- **Written task**
Would you pull out every line of the material that contains the string "What"?

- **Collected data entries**

• • • • •

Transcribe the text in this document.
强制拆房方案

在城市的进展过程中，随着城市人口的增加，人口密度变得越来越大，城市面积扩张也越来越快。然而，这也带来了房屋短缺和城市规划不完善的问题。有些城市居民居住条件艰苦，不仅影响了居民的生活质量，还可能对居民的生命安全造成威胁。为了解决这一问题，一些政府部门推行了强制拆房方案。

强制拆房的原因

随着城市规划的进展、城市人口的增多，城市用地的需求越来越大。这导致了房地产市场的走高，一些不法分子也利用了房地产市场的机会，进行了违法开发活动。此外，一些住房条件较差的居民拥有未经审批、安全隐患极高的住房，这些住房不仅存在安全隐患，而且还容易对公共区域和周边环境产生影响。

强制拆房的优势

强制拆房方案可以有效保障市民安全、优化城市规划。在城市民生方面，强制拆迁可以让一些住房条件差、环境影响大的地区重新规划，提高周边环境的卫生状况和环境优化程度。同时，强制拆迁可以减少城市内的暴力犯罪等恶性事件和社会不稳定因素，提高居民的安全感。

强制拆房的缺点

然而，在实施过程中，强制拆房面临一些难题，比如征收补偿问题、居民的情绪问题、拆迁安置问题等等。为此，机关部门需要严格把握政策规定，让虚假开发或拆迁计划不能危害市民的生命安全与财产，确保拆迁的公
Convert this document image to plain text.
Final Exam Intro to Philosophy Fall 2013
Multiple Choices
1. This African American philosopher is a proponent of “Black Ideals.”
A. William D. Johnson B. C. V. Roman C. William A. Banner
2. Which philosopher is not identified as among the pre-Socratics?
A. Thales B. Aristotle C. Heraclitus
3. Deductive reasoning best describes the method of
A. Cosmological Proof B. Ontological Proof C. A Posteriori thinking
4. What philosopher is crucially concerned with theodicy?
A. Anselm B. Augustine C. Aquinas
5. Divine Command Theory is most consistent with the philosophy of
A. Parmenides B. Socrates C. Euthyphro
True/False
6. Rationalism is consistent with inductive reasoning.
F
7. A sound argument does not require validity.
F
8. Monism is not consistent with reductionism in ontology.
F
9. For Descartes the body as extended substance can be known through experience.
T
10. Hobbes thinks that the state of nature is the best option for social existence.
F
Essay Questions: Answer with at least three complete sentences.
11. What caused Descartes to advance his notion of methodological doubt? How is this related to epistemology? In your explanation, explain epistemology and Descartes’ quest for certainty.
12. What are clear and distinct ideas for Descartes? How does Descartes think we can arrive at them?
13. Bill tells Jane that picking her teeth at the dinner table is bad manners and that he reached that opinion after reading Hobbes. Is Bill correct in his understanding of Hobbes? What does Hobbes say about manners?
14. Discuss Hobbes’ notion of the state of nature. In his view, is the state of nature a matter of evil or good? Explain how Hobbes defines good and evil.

• • • • •

- **Task response**
4. What philosopher is crucially concerned with theodicy?
11. What caused Descartes to advance his notion of methodological doubt? How is this related to epistemology? In your explanation, explain epistemology and Descartes’ quest for certainty.
12. What are clear and distinct ideas for Descartes? How does Descartes think we can arrive at them?
13. Bill tells Jane that picking her teeth at the dinner table is bad manners and that he reached that opinion after reading Hobbes. Is Bill correct in his understanding of Hobbes? What does Hobbes say about manners?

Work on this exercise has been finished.